*TASK GOAL*
Answer these from the passage on combining boolean values in C++ templates:
(a) Starting from which C++ standard is std::conjunction available?
(b) Under C++14, what kind of function can multAnd() be written as?
(c) What name does the improved approach in the edit give to the struct that inherits from std::is_same?

For a C++11 solution, a possible way is create a type traits to make an "and" of multiple values (something similar to std::conjunction that, unfortunately, is available only starting from C++17... when you can use folding and you don't need std::conjunction anymore (thanks liliscent)).
template <bool ... Bs>
struct multAnd;
template <>
struct multAnd<> : public std::true_type
{ };
template <bool ... Bs>
struct multAnd<true, Bs...> : public multAnd<Bs...>
{ };
template <bool ... Bs>
struct multAnd<false, Bs...> : public std::false_type
{ };
so foo() can be written as
template <typename ... Args>
typename std::enable_if<
multAnd<std::is_same<char const *, Args>::value ...>::value>::type
foo (Args ... args )
{
for (const char* arg : {args...}) {
std::cout << arg << "\n";
}
}
Using C++14, multAnd() can be written as a constexpr function
template <bool ... Bs>
constexpr bool multAnd ()
{
using unused = bool[];
bool ret { true };
(void)unused { true, ret &= Bs ... };
return ret;
}
so foo() become
template <typename ... Args>
std::enable_if_t<multAnd<std::is_same<char const *, Args>::value ...>()>
foo (Args ... args )
{
for (const char* arg : {args...}) {
std::cout << arg << "\n";
}
}
--- EDIT ---
Jarod42 (thanks!) suggest a far better way to develop a multAnd; something as
template <typename T, T ...>
struct int_sequence
{ };
template <bool ... Bs>
struct all_of : public std::is_same<int_sequence<bool, true, Bs...>,
int_sequence<bool, Bs..., true>>
{ };
Starting from C++14 can be used std::integer_sequence instead of it's imitation (int_sequence).
Using C++17 fold expressions on the comma operator, you can simply do the following:
#include <iostream>
#include <string>
#include <utility>
template<typename OneType>
void foo_(OneType&& one)

*COLLECTED MATERIAL*

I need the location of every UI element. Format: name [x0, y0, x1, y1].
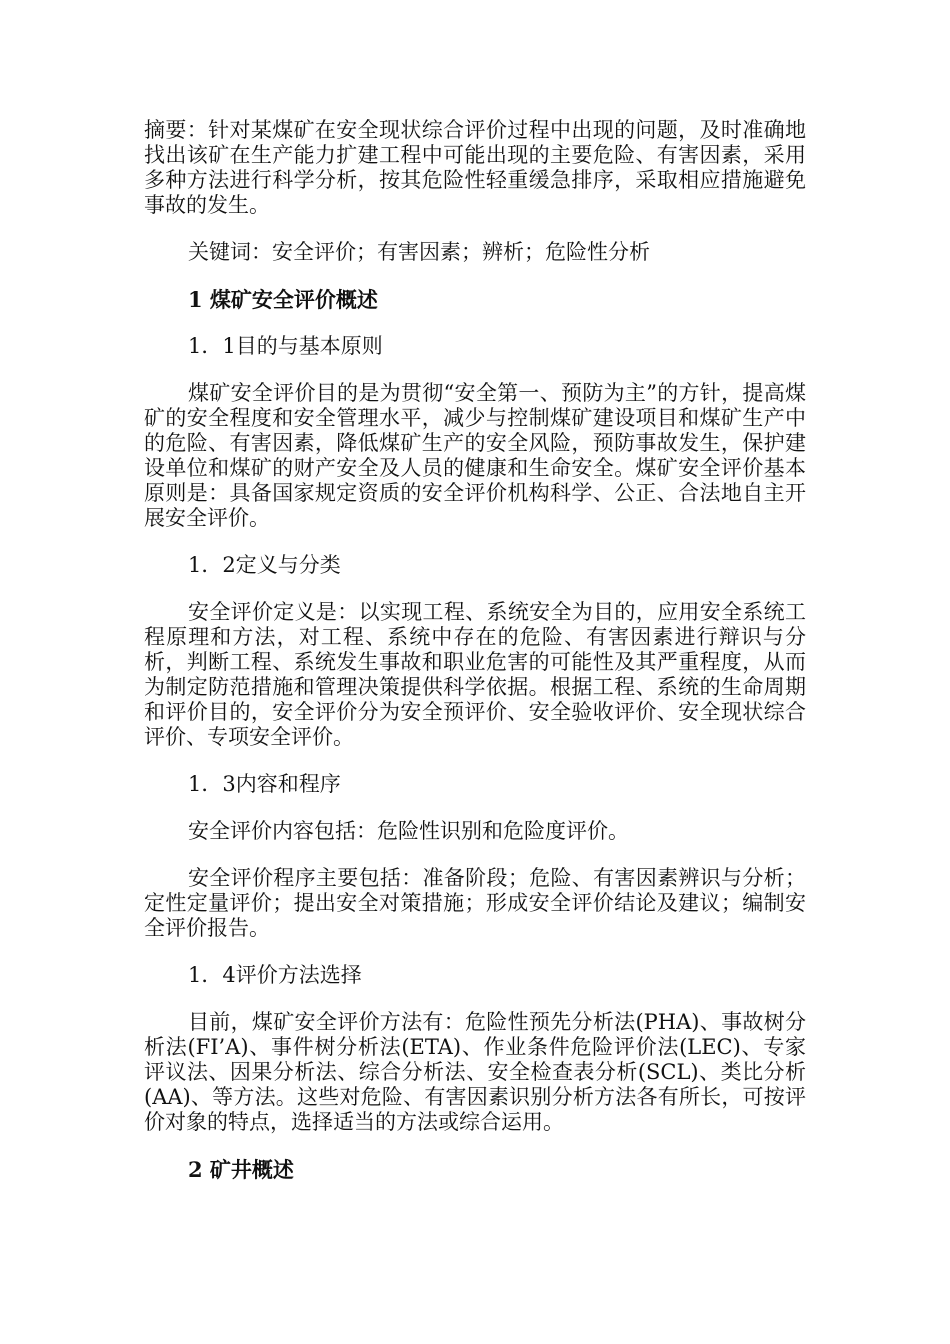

*FINISHED EXERCISE*
(a) C++17
(b) A constexpr function
(c) all_of